§ **Set problem**
Find the lines with "JSON" in them and copy them out.

§ **Provided entries**
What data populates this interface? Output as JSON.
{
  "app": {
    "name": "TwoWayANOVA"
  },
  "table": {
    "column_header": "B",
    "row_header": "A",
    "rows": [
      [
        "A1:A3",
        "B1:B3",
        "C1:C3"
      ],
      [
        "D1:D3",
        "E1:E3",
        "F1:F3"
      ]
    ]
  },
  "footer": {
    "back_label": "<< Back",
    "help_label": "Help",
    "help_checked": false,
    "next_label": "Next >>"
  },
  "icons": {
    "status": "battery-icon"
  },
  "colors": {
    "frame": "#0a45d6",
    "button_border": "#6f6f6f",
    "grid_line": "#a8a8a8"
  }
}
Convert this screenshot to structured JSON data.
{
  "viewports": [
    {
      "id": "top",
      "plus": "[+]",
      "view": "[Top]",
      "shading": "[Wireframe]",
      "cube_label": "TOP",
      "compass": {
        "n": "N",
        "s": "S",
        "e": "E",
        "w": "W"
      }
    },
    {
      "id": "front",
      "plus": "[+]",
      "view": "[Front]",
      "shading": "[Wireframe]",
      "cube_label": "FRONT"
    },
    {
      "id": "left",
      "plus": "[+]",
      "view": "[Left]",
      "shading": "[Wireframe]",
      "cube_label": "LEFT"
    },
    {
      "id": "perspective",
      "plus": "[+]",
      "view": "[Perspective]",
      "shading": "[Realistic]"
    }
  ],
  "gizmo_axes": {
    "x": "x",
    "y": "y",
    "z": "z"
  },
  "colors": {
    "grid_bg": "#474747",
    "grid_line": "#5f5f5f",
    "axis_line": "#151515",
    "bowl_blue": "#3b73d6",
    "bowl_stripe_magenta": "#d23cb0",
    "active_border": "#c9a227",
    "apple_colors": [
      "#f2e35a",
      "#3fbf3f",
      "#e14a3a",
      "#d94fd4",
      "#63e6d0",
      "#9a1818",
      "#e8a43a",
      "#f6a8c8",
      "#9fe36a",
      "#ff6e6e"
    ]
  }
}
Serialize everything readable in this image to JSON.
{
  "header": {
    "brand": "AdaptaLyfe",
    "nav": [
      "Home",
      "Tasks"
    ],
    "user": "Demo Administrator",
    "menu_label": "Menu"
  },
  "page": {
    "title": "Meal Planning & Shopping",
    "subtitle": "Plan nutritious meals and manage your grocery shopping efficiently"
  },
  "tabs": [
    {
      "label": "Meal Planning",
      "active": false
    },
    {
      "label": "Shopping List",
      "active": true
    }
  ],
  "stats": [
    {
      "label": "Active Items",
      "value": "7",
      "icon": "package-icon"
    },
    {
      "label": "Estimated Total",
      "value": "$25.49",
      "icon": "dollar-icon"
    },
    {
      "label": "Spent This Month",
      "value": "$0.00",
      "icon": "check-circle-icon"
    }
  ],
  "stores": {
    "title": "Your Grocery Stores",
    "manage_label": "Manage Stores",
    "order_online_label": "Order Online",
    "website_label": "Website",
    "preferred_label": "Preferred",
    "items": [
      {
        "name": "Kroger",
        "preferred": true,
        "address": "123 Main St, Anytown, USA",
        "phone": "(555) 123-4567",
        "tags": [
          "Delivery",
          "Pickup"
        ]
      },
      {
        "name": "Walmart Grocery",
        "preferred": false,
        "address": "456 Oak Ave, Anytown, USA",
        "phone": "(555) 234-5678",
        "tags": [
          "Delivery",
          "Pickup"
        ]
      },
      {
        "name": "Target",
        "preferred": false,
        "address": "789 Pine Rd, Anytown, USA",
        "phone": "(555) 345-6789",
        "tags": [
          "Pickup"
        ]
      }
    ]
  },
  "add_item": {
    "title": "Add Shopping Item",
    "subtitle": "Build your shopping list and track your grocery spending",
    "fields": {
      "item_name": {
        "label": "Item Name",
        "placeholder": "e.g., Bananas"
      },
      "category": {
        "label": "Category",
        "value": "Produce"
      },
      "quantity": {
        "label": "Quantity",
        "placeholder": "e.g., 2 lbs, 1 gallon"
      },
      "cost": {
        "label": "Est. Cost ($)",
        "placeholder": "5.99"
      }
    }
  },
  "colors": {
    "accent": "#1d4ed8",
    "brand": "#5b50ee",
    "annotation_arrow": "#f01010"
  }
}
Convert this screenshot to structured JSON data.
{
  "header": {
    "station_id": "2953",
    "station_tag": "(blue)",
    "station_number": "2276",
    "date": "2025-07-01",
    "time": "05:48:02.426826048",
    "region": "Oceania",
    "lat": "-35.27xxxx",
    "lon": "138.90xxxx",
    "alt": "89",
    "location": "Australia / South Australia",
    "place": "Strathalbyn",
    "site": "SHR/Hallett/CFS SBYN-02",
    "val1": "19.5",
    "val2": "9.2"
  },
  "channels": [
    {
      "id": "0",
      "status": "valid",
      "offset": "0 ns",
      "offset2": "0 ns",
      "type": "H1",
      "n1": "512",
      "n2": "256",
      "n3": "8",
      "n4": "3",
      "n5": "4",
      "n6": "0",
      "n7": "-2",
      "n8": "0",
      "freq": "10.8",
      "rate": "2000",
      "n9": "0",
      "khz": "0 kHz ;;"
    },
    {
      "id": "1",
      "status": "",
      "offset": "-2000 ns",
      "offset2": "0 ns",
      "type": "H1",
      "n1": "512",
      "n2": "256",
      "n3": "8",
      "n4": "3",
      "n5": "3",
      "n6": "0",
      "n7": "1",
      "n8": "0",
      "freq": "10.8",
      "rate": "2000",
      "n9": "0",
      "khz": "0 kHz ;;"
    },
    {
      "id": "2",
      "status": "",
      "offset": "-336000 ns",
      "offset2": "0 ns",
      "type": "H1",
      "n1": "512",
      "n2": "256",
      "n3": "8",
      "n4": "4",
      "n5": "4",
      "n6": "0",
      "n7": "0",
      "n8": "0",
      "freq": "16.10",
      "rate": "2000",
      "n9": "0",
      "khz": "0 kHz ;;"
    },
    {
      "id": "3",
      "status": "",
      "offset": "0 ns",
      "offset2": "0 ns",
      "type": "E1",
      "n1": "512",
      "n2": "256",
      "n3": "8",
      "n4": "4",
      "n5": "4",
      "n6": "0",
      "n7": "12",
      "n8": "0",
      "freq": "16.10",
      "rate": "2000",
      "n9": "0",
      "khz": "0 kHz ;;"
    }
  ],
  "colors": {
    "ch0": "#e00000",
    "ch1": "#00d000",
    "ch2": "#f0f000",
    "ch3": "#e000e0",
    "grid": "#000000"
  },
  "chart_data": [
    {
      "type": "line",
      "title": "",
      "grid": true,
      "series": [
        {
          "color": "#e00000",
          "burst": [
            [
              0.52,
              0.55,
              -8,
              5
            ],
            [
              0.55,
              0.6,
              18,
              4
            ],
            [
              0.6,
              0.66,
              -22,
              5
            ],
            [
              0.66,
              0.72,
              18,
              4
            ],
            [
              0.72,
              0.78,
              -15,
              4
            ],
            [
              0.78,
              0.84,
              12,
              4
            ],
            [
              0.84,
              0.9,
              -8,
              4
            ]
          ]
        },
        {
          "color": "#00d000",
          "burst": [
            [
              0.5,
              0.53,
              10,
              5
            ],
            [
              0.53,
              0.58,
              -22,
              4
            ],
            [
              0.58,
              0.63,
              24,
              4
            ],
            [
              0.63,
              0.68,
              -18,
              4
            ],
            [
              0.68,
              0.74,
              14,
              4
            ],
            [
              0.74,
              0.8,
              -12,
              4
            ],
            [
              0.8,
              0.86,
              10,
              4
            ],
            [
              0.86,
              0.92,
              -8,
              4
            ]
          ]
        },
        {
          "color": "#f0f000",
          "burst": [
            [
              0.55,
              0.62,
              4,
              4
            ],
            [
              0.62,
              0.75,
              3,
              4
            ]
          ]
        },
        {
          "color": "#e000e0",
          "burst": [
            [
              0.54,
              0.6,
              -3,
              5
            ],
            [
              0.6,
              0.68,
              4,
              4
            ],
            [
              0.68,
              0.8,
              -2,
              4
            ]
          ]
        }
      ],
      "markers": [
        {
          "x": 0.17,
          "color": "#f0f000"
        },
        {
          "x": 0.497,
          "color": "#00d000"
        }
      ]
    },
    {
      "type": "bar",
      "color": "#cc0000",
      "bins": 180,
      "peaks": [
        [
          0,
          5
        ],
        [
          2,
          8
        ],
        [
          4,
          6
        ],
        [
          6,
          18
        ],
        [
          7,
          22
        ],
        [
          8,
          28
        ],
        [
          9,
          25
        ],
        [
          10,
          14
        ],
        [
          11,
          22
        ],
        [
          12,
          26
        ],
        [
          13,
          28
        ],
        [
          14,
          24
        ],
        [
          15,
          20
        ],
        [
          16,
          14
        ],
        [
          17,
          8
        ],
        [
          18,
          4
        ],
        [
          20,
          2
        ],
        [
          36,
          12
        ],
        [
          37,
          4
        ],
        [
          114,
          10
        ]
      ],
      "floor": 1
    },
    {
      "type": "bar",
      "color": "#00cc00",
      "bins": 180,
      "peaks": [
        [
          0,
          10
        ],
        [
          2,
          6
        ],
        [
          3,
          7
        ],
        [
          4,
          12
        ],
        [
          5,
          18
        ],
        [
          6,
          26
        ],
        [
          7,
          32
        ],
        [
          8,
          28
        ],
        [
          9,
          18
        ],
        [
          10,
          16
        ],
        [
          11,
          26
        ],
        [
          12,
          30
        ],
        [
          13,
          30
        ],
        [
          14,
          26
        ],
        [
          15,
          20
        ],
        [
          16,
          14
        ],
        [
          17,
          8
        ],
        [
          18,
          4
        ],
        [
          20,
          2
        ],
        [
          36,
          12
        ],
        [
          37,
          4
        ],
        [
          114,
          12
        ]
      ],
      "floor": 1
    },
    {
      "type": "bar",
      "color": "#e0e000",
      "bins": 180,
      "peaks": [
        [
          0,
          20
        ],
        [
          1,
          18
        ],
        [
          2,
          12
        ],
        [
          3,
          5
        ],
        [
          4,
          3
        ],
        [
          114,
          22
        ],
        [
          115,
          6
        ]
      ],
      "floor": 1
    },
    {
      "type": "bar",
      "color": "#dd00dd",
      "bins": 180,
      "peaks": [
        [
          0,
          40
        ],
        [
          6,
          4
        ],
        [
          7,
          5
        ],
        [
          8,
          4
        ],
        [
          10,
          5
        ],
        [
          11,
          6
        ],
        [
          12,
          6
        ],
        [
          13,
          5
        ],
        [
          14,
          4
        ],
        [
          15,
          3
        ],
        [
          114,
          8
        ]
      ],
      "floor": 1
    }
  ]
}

§ **The reply**
What data populates this interface? Output as JSON.
Convert this screenshot to structured JSON data.
Serialize everything readable in this image to JSON.
Convert this screenshot to structured JSON data.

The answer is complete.